Figure contents as structured data:

____________________

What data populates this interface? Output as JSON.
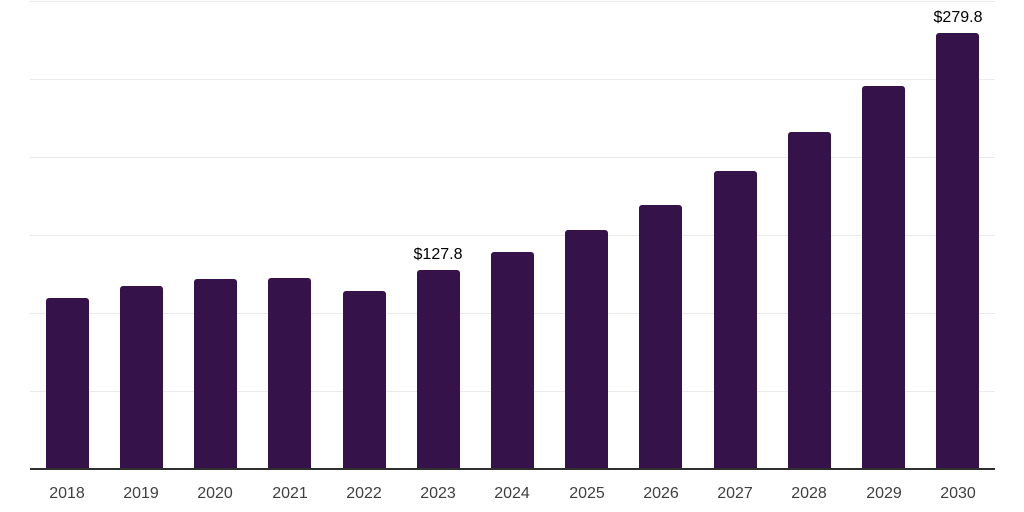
{
  "chart_data": {
    "type": "bar",
    "title": "",
    "xlabel": "",
    "ylabel": "",
    "categories": [
      "2018",
      "2019",
      "2020",
      "2021",
      "2022",
      "2023",
      "2024",
      "2025",
      "2026",
      "2027",
      "2028",
      "2029",
      "2030"
    ],
    "values": [
      109.4,
      117.6,
      121.5,
      122.2,
      114.0,
      127.8,
      139.4,
      153.5,
      169.5,
      191.3,
      216.2,
      245.6,
      279.8
    ],
    "data_labels": {
      "2023": "$127.8",
      "2030": "$279.8"
    },
    "ylim": [
      0,
      300
    ],
    "gridline_interval": 50,
    "grid": true,
    "legend_position": "none",
    "y_axis_tick_labels_visible": false,
    "colors": {
      "bar": "#36124a",
      "axis_line": "#2f2f2f",
      "gridline": "#ebebeb",
      "data_label": "#000000",
      "tick_label": "#3f3f3f",
      "background": "#ffffff"
    }
  }
}
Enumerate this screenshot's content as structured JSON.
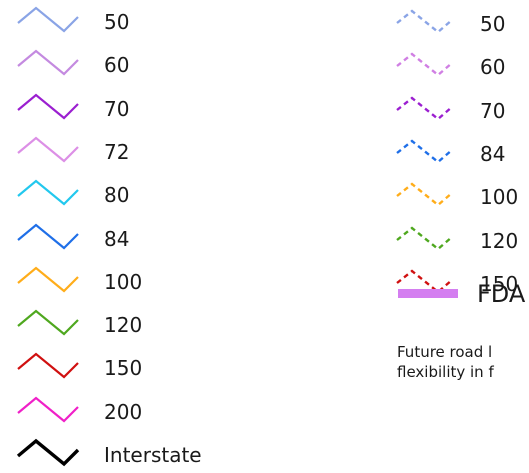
{
  "solid_legend": [
    {
      "label": "50",
      "color": "#8aa4e6"
    },
    {
      "label": "60",
      "color": "#c48ae0"
    },
    {
      "label": "70",
      "color": "#9b1fd0"
    },
    {
      "label": "72",
      "color": "#dc8fe6"
    },
    {
      "label": "80",
      "color": "#22c8ee"
    },
    {
      "label": "84",
      "color": "#1f6fe8"
    },
    {
      "label": "100",
      "color": "#ffad1a"
    },
    {
      "label": "120",
      "color": "#4fa81f"
    },
    {
      "label": "150",
      "color": "#d01010"
    },
    {
      "label": "200",
      "color": "#f020c8"
    },
    {
      "label": "Interstate",
      "color": "#000000"
    }
  ],
  "dashed_legend": [
    {
      "label": "50",
      "color": "#8aa4e6"
    },
    {
      "label": "60",
      "color": "#d07fe3"
    },
    {
      "label": "70",
      "color": "#9b1fd0"
    },
    {
      "label": "84",
      "color": "#1f6fe8"
    },
    {
      "label": "100",
      "color": "#ffad1a"
    },
    {
      "label": "120",
      "color": "#4fa81f"
    },
    {
      "label": "150",
      "color": "#d01010"
    }
  ],
  "fda": {
    "label": "FDA",
    "color": "#d47ef0"
  },
  "future_note": {
    "line1": "Future road l",
    "line2": "flexibility in f"
  }
}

____________________

TASK INSTRUCTIONS →
Restate every record exactly, please; do not copy the pictures.

TASK RESULT →
What data populates this interface? Output as JSON.
{
  "chart_data": {
    "type": "bar",
    "title": "",
    "xlabel": "",
    "ylabel": "",
    "categories": [
      "2018",
      "2019",
      "2020",
      "2021",
      "2022",
      "2023",
      "2024",
      "2025",
      "2026",
      "2027",
      "2028",
      "2029",
      "2030"
    ],
    "values": [
      109.4,
      117.6,
      121.5,
      122.2,
      114.0,
      127.8,
      139.4,
      153.5,
      169.5,
      191.3,
      216.2,
      245.6,
      279.8
    ],
    "data_labels": {
      "2023": "$127.8",
      "2030": "$279.8"
    },
    "ylim": [
      0,
      300
    ],
    "gridline_interval": 50,
    "grid": true,
    "legend_position": "none",
    "y_axis_tick_labels_visible": false,
    "colors": {
      "bar": "#36124a",
      "axis_line": "#2f2f2f",
      "gridline": "#ebebeb",
      "data_label": "#000000",
      "tick_label": "#3f3f3f",
      "background": "#ffffff"
    }
  }
}
Enumerate this screenshot's content as structured JSON.
{
  "solid_legend": [
    {
      "label": "50",
      "color": "#8aa4e6"
    },
    {
      "label": "60",
      "color": "#c48ae0"
    },
    {
      "label": "70",
      "color": "#9b1fd0"
    },
    {
      "label": "72",
      "color": "#dc8fe6"
    },
    {
      "label": "80",
      "color": "#22c8ee"
    },
    {
      "label": "84",
      "color": "#1f6fe8"
    },
    {
      "label": "100",
      "color": "#ffad1a"
    },
    {
      "label": "120",
      "color": "#4fa81f"
    },
    {
      "label": "150",
      "color": "#d01010"
    },
    {
      "label": "200",
      "color": "#f020c8"
    },
    {
      "label": "Interstate",
      "color": "#000000"
    }
  ],
  "dashed_legend": [
    {
      "label": "50",
      "color": "#8aa4e6"
    },
    {
      "label": "60",
      "color": "#d07fe3"
    },
    {
      "label": "70",
      "color": "#9b1fd0"
    },
    {
      "label": "84",
      "color": "#1f6fe8"
    },
    {
      "label": "100",
      "color": "#ffad1a"
    },
    {
      "label": "120",
      "color": "#4fa81f"
    },
    {
      "label": "150",
      "color": "#d01010"
    }
  ],
  "fda": {
    "label": "FDA",
    "color": "#d47ef0"
  },
  "future_note": {
    "line1": "Future road l",
    "line2": "flexibility in f"
  }
}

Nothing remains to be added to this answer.